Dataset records
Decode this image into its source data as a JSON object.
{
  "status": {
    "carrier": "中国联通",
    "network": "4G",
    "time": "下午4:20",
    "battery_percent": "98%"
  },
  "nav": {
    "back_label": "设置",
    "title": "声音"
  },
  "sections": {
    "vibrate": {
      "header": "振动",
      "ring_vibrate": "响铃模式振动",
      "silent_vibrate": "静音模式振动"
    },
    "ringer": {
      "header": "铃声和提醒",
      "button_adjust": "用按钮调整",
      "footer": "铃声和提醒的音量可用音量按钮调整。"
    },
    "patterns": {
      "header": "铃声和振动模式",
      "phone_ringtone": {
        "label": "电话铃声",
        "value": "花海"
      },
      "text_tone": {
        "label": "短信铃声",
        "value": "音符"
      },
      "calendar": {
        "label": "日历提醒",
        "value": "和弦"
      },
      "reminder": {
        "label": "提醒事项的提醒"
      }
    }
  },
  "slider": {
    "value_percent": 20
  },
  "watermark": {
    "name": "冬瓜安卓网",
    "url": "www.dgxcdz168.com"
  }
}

GIVEN PROBLEM: Write out the records above again, keeping each one identical to the original.

OUTPUT FOR THIS TASK:
Decode this image into its source data as a JSON object.
{
  "status": {
    "carrier": "中国联通",
    "network": "4G",
    "time": "下午4:20",
    "battery_percent": "98%"
  },
  "nav": {
    "back_label": "设置",
    "title": "声音"
  },
  "sections": {
    "vibrate": {
      "header": "振动",
      "ring_vibrate": "响铃模式振动",
      "silent_vibrate": "静音模式振动"
    },
    "ringer": {
      "header": "铃声和提醒",
      "button_adjust": "用按钮调整",
      "footer": "铃声和提醒的音量可用音量按钮调整。"
    },
    "patterns": {
      "header": "铃声和振动模式",
      "phone_ringtone": {
        "label": "电话铃声",
        "value": "花海"
      },
      "text_tone": {
        "label": "短信铃声",
        "value": "音符"
      },
      "calendar": {
        "label": "日历提醒",
        "value": "和弦"
      },
      "reminder": {
        "label": "提醒事项的提醒"
      }
    }
  },
  "slider": {
    "value_percent": 20
  },
  "watermark": {
    "name": "冬瓜安卓网",
    "url": "www.dgxcdz168.com"
  }
}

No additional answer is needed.